## What the task requires
Lines that hold the word "structured" should be located and copied.

## Listed entries
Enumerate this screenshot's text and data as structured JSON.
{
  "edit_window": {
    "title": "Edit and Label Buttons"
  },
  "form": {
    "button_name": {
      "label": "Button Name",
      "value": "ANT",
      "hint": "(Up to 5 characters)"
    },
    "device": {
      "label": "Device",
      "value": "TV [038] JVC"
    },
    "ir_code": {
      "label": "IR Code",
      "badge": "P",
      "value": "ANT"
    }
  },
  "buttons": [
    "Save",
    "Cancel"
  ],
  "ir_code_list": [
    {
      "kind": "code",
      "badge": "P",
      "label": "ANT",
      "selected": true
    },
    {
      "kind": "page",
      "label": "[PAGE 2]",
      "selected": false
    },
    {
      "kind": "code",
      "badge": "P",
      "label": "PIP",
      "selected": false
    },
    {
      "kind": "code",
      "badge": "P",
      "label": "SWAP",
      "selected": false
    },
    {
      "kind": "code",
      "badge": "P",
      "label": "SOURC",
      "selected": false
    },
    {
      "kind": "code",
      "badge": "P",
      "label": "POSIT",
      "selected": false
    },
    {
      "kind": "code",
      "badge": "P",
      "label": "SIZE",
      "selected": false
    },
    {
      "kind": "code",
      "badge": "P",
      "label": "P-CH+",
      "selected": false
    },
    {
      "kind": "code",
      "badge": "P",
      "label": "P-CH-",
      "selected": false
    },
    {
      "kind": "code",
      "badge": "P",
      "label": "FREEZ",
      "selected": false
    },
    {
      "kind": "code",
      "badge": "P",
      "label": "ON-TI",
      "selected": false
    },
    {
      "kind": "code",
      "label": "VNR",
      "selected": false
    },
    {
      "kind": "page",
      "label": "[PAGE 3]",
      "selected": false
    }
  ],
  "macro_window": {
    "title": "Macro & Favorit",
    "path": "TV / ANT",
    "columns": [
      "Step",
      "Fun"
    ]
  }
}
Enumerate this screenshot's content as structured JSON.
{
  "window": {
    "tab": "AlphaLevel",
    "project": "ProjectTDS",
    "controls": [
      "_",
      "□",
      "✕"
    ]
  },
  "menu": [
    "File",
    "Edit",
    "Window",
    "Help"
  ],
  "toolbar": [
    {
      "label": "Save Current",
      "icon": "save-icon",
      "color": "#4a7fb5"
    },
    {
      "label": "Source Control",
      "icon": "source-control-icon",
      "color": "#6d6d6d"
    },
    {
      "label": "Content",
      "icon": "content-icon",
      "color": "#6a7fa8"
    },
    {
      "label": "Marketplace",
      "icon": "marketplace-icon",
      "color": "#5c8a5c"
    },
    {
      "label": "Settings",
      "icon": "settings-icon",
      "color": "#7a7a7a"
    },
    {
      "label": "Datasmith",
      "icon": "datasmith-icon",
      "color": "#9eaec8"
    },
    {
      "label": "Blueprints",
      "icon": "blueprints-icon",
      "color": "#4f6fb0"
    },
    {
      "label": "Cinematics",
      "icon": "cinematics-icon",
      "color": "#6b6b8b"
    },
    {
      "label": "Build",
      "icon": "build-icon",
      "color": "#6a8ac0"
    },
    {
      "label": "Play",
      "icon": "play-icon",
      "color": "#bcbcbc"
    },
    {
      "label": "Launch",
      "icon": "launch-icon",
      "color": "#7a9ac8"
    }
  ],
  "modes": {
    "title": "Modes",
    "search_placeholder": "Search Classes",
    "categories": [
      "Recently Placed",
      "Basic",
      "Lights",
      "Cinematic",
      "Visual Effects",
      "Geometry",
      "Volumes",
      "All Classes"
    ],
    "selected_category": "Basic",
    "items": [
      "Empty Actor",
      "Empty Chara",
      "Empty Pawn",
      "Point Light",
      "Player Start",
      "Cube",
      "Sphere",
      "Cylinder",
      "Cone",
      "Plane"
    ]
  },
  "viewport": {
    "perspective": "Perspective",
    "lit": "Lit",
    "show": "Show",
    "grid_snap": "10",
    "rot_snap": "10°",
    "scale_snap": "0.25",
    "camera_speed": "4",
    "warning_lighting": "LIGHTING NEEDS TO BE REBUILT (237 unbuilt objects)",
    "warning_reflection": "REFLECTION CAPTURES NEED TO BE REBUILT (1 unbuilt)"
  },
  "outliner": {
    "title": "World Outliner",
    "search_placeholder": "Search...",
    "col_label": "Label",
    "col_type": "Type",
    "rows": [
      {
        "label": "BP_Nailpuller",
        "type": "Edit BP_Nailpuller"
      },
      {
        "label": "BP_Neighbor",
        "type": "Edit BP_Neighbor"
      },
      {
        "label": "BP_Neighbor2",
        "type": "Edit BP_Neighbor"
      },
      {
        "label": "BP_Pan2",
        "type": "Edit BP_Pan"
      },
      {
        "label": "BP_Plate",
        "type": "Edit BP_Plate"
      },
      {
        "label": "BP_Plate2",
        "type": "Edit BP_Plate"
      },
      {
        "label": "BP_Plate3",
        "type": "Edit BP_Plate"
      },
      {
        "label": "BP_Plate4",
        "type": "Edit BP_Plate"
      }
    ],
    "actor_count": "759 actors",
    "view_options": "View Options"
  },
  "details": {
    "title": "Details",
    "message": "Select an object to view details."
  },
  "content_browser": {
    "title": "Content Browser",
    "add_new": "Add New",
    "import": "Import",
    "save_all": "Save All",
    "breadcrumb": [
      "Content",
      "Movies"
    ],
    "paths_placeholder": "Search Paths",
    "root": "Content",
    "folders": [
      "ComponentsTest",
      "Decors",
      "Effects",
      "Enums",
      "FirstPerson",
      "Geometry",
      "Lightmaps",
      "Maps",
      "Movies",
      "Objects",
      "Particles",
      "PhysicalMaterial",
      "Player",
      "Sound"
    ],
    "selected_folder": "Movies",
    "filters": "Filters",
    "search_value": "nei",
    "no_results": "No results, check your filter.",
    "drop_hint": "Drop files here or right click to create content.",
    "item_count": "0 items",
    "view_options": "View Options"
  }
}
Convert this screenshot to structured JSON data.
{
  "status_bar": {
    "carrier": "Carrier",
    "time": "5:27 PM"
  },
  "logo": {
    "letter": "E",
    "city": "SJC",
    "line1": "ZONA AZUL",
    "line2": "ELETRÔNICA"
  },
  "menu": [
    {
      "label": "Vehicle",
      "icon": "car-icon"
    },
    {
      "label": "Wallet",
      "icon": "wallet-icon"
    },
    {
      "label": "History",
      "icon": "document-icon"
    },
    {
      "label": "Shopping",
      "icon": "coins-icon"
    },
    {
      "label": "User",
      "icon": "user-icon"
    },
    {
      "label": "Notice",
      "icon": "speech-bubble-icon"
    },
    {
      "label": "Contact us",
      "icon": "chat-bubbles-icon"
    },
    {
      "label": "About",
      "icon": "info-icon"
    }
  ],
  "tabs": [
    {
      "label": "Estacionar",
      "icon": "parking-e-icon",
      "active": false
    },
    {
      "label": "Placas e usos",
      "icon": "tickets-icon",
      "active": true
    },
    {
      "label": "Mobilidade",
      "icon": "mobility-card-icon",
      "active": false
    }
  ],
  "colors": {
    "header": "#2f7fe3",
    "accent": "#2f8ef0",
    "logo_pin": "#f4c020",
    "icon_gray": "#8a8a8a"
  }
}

## Worked answer
Enumerate this screenshot's text and data as structured JSON.
Enumerate this screenshot's content as structured JSON.
Convert this screenshot to structured JSON data.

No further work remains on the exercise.